PROVIDED PASSAGE: Begin

I disclose my bias towards less intervention. From where I stand you have an “exaggerated faith” in the ability of the state to “solve economic and social problems”.
There was a book I read a while back that had heaps and heaps of stuff on this. Will try and find the name of it.
Yes Lindsay, because the unfettered and unregulated market has provided such wonderful social and economic outcomes, hasn’t it?
Oh wait…
Interesting reference to the Austrian School’s problem with market’s as ultimately self equilibrating.
The Austrian world model is ‘parts-to-parts’ as opposed to the Market Fundamentalist one of ‘whole-with constituent-parts’.
This means that the Austrian economic agent is only ever partially informed, rationality is ‘subjective’ (think “Prisoners’ Dilemma”). They did not agree with the Cartesian assumption of objective rationality that underpins Rational Decision Theory, the deeply flawed and enormously influential formal micro-economic infrastructure of Market Fundamentalism.

PROVIDED PASSAGE: End
INFORMATION GIVEN: Begin

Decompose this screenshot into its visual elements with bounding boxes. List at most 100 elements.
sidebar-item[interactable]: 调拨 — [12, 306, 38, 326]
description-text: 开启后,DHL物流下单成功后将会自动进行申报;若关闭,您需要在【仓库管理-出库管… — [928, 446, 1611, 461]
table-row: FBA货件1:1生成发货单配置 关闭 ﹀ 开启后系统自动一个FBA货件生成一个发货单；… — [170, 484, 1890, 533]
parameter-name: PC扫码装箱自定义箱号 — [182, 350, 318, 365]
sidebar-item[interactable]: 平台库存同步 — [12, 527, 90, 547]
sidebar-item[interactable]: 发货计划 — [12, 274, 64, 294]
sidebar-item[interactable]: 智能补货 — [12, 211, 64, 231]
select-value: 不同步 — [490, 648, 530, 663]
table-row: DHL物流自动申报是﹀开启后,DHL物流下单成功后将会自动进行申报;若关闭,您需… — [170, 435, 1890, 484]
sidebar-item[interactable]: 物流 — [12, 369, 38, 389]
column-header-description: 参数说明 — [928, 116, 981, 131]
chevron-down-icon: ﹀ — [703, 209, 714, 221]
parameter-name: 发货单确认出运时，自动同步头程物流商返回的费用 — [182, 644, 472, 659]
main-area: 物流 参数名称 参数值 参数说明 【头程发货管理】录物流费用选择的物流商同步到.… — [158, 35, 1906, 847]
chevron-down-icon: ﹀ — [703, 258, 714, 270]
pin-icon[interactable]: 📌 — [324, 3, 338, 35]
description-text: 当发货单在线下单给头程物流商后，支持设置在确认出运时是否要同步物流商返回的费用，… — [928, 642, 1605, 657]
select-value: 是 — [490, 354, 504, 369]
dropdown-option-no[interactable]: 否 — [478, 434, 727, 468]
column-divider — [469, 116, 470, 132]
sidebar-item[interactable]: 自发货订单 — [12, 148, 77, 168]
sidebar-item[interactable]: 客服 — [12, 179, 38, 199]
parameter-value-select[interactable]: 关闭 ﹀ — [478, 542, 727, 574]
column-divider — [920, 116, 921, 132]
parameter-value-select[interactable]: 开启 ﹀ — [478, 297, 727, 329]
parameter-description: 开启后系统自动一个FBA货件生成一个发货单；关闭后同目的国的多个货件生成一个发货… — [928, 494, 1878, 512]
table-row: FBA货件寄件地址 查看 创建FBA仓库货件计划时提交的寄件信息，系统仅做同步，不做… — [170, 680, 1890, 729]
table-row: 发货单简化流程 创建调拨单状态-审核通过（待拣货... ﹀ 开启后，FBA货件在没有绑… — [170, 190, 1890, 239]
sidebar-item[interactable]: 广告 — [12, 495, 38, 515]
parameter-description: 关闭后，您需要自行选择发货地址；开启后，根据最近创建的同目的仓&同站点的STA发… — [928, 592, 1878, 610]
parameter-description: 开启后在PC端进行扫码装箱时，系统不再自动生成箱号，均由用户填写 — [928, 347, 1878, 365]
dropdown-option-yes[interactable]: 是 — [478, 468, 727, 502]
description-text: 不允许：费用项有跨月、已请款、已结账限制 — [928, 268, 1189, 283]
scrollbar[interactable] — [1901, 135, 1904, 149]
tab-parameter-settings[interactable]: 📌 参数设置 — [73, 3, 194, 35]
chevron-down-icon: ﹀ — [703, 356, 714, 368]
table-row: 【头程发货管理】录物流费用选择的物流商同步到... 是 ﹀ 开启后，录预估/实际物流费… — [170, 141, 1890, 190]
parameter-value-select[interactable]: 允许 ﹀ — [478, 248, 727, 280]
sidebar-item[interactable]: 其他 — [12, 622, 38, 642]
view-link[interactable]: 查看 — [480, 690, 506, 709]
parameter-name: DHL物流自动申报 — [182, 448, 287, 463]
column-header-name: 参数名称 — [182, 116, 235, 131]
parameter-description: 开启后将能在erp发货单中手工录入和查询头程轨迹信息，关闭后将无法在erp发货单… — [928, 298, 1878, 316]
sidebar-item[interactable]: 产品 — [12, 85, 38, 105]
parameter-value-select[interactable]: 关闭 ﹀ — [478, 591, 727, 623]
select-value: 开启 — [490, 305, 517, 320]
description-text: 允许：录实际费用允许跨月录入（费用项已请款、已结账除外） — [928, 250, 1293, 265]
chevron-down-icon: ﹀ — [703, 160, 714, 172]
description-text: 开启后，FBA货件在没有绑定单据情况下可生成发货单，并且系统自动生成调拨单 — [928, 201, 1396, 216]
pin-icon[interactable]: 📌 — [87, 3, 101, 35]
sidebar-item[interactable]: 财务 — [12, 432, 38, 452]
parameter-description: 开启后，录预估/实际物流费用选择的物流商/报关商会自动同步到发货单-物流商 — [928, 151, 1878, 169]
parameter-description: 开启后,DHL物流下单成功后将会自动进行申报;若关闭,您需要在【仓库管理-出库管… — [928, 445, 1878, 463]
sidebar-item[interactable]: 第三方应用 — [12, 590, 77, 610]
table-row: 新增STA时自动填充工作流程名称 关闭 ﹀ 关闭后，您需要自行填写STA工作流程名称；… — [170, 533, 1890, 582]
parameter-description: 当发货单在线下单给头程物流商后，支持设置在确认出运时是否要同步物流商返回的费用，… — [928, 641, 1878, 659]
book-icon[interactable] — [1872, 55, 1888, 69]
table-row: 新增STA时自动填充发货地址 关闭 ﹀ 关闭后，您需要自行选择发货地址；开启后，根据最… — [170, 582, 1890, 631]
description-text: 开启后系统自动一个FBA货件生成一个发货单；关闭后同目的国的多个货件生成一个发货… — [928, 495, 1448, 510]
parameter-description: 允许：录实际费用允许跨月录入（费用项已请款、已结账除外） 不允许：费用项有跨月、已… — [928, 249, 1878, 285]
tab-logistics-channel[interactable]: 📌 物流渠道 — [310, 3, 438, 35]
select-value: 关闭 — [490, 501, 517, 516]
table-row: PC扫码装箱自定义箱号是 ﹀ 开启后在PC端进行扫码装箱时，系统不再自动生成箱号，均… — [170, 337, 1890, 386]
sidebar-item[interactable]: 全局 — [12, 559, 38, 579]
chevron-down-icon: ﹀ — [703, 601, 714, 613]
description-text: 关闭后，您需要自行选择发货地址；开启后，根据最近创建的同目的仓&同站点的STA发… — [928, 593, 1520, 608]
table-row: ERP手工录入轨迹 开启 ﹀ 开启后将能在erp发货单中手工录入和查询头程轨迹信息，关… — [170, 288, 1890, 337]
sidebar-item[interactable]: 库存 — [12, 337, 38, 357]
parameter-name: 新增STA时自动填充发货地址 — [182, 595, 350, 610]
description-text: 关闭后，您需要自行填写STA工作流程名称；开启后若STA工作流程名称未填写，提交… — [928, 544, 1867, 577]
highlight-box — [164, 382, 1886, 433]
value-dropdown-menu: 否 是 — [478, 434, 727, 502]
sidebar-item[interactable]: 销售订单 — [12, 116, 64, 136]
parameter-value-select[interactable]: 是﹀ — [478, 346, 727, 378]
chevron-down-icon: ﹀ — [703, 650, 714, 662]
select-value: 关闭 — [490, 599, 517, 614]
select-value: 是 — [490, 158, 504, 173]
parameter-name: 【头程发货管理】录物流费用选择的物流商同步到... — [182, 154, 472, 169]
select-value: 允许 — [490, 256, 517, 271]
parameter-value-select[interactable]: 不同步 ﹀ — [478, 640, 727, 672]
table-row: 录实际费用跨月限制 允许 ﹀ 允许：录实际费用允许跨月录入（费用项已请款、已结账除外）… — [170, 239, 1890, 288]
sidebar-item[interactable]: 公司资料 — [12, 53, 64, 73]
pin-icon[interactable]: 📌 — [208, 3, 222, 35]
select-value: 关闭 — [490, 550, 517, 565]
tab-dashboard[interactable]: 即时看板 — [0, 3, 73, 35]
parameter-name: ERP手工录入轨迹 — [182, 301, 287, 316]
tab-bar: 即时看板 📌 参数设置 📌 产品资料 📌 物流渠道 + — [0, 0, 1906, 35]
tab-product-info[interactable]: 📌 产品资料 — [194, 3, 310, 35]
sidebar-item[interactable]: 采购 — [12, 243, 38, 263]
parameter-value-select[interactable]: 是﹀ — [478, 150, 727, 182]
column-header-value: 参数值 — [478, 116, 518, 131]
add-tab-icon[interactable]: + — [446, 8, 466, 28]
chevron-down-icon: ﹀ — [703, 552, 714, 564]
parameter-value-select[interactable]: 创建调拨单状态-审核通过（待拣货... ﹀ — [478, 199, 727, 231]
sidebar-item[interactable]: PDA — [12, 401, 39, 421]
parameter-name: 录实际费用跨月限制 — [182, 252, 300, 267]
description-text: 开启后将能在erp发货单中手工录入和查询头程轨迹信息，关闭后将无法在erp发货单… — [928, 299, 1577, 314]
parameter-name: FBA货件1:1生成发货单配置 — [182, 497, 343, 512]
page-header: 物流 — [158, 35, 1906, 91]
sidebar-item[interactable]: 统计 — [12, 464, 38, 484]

INFORMATION GIVEN: End

TASK SET —
• A. Summarize the discussion on market intervention in two sentences.
• B. Repeat word for word the part of the discussion on market intervention starting with "Yes Lindsay, because" and going on through "of Market Fundamentalism.".

SET OF ANSWERS —
• A. One commenter admits a bias toward less intervention and says the other person has an exaggerated faith in the state's ability to solve economic and social problems, and a reply sarcastically asks whether the unregulated market has produced wonderful outcomes. Another comment says the Austrian School saw economic agents as only partially informed, with subjective rationality, and rejected the assumption of objective rationality underlying Rational Decision Theory.

• B.
Yes Lindsay, because the unfettered and unregulated market has provided such wonderful social and economic outcomes, hasn’t it?
Oh wait…
Interesting reference to the Austrian School’s problem with market’s as ultimately self equilibrating.
The Austrian world model is ‘parts-to-parts’ as opposed to the Market Fundamentalist one of ‘whole-with constituent-parts’.
This means that the Austrian economic agent is only ever partially informed, rationality is ‘subjective’ (think “Prisoners’ Dilemma”). They did not agree with the Cartesian assumption of objective rationality that underpins Rational Decision Theory, the deeply flawed and enormously influential formal micro-economic infrastructure of Market Fundamentalism.